**RECORDS SUPPLIED**
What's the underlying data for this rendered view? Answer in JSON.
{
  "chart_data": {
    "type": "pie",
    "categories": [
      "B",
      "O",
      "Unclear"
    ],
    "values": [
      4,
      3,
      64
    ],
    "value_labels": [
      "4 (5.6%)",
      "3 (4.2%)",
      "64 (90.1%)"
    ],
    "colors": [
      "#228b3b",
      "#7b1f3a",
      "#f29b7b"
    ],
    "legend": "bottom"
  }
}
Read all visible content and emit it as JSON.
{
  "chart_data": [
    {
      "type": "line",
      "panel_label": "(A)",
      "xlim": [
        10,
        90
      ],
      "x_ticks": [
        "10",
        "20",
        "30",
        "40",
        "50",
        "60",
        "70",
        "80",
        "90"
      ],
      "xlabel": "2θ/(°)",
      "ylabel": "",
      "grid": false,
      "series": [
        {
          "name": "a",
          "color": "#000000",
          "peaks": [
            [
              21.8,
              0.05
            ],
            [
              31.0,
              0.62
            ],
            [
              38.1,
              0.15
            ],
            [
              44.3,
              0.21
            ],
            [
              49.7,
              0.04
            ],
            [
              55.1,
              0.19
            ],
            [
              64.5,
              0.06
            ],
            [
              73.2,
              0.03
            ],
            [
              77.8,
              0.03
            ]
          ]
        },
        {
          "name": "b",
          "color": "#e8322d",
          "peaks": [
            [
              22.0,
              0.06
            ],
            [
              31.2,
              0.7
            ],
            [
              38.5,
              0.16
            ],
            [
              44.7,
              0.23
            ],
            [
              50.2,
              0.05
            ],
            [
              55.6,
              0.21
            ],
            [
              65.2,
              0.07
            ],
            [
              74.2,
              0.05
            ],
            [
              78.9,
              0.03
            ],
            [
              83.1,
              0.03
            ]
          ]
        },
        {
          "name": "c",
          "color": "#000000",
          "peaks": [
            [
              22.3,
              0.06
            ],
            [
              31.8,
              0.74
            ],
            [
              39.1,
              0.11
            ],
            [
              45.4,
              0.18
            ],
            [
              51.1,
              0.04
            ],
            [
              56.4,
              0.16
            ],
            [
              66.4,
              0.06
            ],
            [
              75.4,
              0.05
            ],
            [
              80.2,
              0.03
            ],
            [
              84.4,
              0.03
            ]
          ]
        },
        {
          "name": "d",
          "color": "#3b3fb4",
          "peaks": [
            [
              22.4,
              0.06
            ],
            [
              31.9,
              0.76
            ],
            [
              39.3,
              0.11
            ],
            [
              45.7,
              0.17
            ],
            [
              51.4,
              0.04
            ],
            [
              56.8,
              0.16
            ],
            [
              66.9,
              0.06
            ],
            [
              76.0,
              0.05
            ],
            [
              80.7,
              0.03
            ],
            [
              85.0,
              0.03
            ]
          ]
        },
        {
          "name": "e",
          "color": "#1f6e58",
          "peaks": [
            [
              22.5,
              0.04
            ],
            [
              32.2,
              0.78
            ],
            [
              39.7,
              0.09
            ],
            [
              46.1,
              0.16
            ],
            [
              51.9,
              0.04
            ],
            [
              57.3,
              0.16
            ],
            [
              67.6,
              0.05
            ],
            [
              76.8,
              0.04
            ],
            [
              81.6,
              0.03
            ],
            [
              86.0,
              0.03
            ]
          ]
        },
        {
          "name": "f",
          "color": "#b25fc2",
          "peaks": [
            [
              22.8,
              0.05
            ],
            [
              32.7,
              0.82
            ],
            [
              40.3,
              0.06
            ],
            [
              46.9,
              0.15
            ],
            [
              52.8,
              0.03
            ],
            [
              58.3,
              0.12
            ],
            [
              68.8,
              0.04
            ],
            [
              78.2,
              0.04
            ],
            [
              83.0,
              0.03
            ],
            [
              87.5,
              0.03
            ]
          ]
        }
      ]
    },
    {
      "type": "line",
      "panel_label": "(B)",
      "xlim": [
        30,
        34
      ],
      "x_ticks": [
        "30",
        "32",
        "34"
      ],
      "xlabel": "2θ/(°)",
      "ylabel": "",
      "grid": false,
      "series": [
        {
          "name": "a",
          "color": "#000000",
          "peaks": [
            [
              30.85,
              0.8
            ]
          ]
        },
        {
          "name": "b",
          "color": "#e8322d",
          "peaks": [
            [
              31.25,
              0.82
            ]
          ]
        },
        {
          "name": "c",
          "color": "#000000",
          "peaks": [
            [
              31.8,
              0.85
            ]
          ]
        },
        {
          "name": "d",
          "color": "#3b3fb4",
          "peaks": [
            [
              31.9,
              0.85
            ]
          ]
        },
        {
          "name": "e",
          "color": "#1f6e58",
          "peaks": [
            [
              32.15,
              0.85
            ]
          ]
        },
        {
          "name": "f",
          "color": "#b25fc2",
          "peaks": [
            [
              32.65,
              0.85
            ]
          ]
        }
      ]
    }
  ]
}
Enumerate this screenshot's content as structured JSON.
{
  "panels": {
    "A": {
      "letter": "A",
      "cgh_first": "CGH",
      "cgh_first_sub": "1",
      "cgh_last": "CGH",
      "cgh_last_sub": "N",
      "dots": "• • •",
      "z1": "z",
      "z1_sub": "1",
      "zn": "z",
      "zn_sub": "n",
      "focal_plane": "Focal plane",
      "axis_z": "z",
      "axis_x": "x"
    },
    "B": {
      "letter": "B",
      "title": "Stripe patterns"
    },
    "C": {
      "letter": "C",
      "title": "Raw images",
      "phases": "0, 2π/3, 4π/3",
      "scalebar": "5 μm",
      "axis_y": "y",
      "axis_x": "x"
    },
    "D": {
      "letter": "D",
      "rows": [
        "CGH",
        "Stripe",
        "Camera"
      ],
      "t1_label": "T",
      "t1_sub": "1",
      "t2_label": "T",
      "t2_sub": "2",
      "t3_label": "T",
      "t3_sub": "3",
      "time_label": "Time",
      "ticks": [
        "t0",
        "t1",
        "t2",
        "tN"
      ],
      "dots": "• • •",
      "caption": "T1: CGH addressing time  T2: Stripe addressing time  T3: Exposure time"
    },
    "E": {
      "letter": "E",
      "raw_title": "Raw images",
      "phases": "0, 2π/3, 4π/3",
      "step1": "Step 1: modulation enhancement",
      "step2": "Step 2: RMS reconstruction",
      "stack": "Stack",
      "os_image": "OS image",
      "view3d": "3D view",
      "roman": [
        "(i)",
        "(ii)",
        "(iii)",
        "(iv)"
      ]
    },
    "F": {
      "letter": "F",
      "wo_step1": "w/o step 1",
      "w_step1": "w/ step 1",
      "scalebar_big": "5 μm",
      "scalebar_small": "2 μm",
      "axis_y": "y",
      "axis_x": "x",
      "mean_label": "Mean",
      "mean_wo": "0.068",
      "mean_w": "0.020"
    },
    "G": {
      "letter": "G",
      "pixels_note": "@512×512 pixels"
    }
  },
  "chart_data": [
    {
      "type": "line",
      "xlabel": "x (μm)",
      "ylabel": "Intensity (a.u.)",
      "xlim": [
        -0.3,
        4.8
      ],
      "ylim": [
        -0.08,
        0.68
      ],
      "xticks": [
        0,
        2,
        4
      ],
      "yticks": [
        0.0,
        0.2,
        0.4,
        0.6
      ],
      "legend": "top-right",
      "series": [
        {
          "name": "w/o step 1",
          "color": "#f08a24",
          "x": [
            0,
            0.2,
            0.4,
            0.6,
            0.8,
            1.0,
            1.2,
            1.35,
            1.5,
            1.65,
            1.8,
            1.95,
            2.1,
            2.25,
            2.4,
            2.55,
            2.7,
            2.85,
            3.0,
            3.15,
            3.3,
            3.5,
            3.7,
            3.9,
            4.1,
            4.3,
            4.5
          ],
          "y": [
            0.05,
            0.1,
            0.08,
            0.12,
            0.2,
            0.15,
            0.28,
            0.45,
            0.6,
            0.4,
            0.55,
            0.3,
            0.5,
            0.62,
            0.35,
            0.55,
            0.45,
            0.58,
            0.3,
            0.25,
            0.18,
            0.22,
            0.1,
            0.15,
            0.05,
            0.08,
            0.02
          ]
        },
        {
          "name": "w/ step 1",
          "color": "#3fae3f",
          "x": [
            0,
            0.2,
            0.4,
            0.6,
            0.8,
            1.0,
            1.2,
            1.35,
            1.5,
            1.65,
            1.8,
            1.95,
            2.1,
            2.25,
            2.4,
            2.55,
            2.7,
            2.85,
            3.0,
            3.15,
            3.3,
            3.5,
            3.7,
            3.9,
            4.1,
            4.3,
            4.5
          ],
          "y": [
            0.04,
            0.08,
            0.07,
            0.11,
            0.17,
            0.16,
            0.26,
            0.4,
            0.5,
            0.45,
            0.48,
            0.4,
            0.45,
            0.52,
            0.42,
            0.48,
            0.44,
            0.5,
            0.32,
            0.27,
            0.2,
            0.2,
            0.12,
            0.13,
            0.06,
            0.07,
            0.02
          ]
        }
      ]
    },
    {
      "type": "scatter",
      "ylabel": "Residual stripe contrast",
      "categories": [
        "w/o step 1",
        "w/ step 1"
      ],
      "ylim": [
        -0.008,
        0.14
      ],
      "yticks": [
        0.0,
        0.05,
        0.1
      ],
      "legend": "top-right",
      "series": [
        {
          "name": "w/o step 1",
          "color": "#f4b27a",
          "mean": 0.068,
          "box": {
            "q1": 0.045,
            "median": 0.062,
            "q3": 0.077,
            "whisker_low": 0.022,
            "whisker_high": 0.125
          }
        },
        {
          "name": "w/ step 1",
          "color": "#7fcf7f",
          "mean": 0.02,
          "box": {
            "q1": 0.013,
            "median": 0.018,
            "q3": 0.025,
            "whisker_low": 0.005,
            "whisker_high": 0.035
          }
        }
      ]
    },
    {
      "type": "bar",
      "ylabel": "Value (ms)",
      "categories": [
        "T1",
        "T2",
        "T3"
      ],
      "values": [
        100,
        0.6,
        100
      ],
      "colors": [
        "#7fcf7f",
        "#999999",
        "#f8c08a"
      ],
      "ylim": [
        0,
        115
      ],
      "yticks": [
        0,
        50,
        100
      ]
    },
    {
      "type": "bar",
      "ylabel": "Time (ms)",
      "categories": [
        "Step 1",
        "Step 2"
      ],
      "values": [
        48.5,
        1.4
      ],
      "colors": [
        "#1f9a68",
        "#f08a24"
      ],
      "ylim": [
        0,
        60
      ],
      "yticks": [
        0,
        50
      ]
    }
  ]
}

**GOAL**
Among the records above, find each line holding the string "this" and pull it out.

**ANSWER TO THE EXERCISE**
What's the underlying data for this rendered view? Answer in JSON.
Enumerate this screenshot's content as structured JSON.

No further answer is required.